* **Given problem 1**
Could you print the part of the keyboard shortcuts post starting at "Keyboard Shortcut - Step" and ending at "try it out."?

Posted on June 23, 2008 by Jared

When I working on my computer, I like to be as efficient as possible. In my quest for efficiency, I’ve found a few little tricks that speeds up my work flow. One of these tricks is defining keyboard shortcuts in Windows.

You can assign a keyboard shortcut to anything shortcut on your Desktop or Start Menu. Once you’ve assigned a shortcut, all you have to do is press the key combination you defined to open that particular shortcut. In this post, I’ll explain how to set up your own keyboard shortcuts and how they can be helpful.

Before you start assigned shortcuts to every single icon on your desktop, take a few moments to consider which programs or shortcuts you use most often. For example, I have to remote into different computers and computers several times a day. Instead of navigating through the Start menu each time, I assigned the shortcut Ctrl + Alt + M to the Remote Desktop Connection shortcut. Now all I have to do is press those three keys on my keyboard (at the same time) to get my remote session started.

Here’s how to set up your own keyboard shortcut. First, right-click on the shortcut (either on your Desktop on in the Start menu) that you wish to make a keyboard shortcut for and choose Properties from the menu.

Keyboard Shortcut - Step 1

Next, look for the text field next to Shortcut Key (it probably says “None” at the moment) in the Properties window,. Click inside this text field and simply type the letter of the alphabet you want to associate with this shortcut. I try to use a letter that I will easily remember, like W for Word or A for Acrobat. In this case, I had already used R for something, so I used M (reMote). You’ll see the text box change to Ctrl + Alt + whatever letter you chose. Click OK when you’re ready to try it out.

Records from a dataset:
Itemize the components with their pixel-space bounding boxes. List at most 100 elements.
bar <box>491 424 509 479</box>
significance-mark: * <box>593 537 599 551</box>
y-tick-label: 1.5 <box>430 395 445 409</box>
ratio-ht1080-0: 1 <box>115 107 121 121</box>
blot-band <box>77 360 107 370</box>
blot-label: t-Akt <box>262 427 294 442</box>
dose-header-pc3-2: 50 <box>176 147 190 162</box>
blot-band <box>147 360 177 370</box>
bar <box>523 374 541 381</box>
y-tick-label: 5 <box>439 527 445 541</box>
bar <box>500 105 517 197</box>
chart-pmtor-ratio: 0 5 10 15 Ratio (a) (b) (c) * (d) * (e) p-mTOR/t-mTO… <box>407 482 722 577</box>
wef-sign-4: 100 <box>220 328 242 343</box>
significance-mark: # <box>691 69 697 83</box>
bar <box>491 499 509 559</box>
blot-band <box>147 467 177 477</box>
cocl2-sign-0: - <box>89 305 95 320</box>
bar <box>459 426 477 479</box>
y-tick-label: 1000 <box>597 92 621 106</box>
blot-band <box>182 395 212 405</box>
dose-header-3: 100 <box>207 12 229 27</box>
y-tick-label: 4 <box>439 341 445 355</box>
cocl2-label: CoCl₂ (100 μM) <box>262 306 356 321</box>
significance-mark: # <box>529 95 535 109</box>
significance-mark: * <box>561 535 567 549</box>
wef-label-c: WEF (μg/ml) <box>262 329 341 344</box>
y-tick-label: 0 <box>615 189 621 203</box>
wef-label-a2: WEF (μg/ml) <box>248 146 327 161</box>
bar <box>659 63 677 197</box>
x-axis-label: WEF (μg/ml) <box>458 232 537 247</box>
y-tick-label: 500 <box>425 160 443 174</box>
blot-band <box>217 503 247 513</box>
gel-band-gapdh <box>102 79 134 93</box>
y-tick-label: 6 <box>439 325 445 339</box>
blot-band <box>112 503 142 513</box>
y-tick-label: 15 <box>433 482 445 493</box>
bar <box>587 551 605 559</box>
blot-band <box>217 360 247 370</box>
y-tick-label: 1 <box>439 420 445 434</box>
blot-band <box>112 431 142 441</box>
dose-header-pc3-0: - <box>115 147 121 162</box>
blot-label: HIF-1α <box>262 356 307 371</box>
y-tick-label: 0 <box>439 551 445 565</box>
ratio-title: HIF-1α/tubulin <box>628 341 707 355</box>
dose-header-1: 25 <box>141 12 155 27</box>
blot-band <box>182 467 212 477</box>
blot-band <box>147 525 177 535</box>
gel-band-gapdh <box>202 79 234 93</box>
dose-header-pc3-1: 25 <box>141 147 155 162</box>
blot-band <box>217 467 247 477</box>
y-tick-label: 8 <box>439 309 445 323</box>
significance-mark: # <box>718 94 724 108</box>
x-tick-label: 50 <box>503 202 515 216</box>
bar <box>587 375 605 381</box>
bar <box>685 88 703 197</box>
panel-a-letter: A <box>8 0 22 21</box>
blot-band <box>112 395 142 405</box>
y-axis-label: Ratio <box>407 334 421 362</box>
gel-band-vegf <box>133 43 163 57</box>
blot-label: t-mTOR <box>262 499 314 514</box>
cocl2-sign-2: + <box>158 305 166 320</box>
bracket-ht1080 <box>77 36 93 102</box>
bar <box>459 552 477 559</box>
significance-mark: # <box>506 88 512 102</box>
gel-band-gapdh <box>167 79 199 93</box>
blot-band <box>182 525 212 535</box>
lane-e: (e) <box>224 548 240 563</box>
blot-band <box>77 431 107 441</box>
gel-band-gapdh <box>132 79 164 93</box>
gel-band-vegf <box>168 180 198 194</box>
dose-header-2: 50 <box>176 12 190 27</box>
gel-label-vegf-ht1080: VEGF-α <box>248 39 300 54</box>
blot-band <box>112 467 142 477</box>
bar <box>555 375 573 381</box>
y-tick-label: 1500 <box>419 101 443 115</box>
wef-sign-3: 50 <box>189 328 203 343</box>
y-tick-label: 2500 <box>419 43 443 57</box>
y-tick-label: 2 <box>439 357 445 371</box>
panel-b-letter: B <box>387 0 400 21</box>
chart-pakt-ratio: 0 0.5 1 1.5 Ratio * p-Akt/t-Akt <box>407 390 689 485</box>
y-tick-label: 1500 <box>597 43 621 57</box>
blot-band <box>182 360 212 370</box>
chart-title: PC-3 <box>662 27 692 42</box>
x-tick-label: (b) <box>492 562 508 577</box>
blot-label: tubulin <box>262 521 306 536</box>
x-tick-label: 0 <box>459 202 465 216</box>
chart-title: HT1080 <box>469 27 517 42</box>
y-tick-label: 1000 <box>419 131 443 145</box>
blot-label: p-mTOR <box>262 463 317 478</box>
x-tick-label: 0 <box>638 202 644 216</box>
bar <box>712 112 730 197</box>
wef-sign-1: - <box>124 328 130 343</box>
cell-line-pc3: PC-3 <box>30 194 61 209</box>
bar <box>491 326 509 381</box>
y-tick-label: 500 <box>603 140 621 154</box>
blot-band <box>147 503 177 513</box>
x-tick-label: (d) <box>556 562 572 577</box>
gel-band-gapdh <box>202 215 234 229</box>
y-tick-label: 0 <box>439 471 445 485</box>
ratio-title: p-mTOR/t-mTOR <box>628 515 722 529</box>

* **Given problem 2**
Can you edit the records starting at their first line and ending at the line containing "blot-band <box>182 395 212 405</box>" so that "significance-mark" becomes "significance-marker", with everything else left the same? Return only those lines.

* **Reply 1**
Keyboard Shortcut - Step 1

Next, look for the text field next to Shortcut Key (it probably says “None” at the moment) in the Properties window,. Click inside this text field and simply type the letter of the alphabet you want to associate with this shortcut. I try to use a letter that I will easily remember, like W for Word or A for Acrobat. In this case, I had already used R for something, so I used M (reMote). You’ll see the text box change to Ctrl + Alt + whatever letter you chose. Click OK when you’re ready to try it out.

* **Reply 2**
Itemize the components with their pixel-space bounding boxes. List at most 100 elements.
bar <box>491 424 509 479</box>
significance-marker: * <box>593 537 599 551</box>
y-tick-label: 1.5 <box>430 395 445 409</box>
ratio-ht1080-0: 1 <box>115 107 121 121</box>
blot-band <box>77 360 107 370</box>
blot-label: t-Akt <box>262 427 294 442</box>
dose-header-pc3-2: 50 <box>176 147 190 162</box>
blot-band <box>147 360 177 370</box>
bar <box>523 374 541 381</box>
y-tick-label: 5 <box>439 527 445 541</box>
bar <box>500 105 517 197</box>
chart-pmtor-ratio: 0 5 10 15 Ratio (a) (b) (c) * (d) * (e) p-mTOR/t-mTO… <box>407 482 722 577</box>
wef-sign-4: 100 <box>220 328 242 343</box>
significance-marker: # <box>691 69 697 83</box>
bar <box>491 499 509 559</box>
blot-band <box>147 467 177 477</box>
cocl2-sign-0: - <box>89 305 95 320</box>
bar <box>459 426 477 479</box>
y-tick-label: 1000 <box>597 92 621 106</box>
blot-band <box>182 395 212 405</box>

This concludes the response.